Find the string "this" in the data, then copy every line where it is found.
[begin Stored data]
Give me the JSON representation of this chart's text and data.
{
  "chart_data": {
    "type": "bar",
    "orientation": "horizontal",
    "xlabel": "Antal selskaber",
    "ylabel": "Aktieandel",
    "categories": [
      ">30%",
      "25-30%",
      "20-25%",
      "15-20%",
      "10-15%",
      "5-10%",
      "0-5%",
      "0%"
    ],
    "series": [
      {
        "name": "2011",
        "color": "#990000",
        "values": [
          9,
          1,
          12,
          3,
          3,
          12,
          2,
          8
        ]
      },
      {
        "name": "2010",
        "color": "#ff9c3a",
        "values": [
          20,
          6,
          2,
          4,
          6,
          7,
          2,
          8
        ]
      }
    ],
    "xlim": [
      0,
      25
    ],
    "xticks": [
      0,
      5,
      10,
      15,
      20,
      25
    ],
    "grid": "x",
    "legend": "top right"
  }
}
[end Stored data]
[begin Stored data]
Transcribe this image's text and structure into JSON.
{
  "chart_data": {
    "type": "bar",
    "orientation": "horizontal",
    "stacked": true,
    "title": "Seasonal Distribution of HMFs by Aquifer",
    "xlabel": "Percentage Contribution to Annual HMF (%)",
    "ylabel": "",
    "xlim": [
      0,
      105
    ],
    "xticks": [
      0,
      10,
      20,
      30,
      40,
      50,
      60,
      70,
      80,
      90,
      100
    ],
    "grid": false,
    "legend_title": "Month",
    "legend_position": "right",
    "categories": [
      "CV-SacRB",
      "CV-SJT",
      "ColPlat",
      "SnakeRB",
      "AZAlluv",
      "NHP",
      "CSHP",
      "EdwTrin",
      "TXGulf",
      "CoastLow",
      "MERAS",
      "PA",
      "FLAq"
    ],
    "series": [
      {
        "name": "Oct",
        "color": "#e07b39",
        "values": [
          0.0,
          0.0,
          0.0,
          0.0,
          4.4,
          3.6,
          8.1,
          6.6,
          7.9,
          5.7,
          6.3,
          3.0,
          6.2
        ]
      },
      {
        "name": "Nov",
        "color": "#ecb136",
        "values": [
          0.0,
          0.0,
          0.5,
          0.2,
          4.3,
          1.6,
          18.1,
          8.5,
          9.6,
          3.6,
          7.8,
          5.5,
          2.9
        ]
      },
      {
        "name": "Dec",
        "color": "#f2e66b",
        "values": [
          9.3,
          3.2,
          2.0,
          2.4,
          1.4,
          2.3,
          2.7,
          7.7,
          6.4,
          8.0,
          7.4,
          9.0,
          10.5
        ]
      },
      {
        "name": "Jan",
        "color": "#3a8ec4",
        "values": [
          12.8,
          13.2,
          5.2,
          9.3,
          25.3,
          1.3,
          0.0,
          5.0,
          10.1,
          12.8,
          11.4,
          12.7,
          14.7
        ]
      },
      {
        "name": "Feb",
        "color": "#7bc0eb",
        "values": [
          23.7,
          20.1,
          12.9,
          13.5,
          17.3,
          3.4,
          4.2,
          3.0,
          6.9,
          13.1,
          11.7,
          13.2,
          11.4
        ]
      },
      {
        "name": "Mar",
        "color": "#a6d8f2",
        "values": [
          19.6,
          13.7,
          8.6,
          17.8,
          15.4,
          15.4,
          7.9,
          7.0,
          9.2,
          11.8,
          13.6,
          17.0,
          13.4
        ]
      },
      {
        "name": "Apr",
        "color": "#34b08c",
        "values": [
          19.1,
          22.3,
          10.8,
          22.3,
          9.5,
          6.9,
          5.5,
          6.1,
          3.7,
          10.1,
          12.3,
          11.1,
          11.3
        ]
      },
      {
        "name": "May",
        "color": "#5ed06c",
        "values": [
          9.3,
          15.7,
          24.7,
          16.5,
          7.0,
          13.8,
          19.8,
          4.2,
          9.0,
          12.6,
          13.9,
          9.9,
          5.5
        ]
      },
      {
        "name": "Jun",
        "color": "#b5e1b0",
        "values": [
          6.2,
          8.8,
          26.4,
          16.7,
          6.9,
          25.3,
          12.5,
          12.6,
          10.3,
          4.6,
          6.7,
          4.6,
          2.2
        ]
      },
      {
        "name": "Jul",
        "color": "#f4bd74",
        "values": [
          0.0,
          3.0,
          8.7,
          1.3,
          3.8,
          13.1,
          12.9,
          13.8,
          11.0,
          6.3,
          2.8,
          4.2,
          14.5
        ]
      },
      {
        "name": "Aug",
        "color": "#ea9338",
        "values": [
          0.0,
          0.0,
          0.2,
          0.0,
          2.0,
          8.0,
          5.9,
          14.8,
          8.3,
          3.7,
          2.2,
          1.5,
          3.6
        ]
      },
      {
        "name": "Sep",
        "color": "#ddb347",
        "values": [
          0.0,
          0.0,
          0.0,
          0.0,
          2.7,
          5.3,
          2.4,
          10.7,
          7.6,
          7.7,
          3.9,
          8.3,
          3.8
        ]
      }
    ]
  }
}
[end Stored data]
[begin Stored data]
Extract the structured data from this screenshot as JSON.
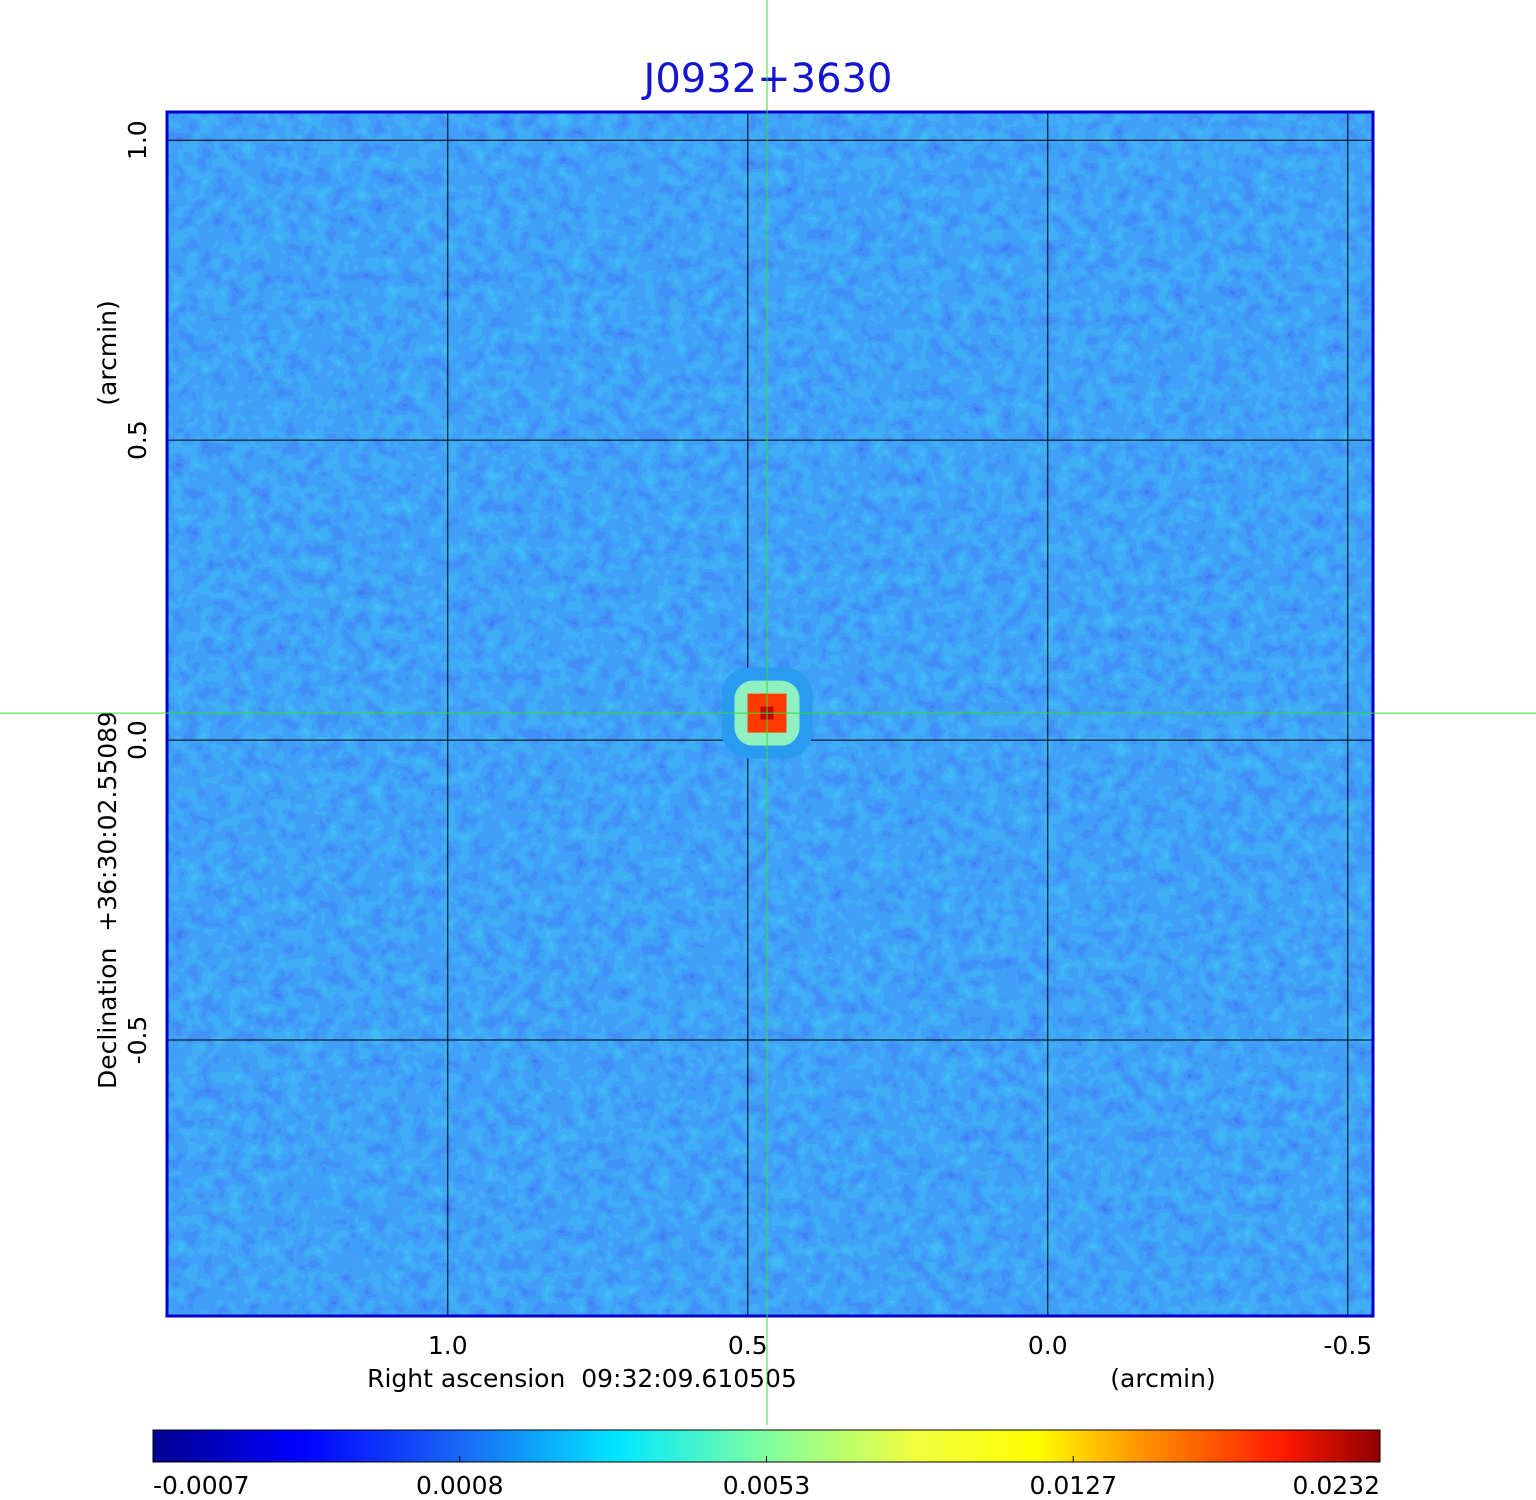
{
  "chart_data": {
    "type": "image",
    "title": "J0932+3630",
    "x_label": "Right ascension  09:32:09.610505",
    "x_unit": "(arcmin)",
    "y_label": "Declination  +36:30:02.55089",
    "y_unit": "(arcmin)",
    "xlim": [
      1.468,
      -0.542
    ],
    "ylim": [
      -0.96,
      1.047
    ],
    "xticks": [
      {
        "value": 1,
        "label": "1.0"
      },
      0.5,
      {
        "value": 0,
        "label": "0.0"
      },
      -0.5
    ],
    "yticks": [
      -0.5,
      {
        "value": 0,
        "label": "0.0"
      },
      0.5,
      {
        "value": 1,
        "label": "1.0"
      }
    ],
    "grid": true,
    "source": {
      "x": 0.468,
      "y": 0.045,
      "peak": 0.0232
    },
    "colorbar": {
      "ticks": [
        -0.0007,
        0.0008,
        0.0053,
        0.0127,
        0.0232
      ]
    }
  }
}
[end Stored data]
Answer to the exercise:
Give me the JSON representation of this chart's text and data.
Transcribe this image's text and structure into JSON.
Extract the structured data from this screenshot as JSON.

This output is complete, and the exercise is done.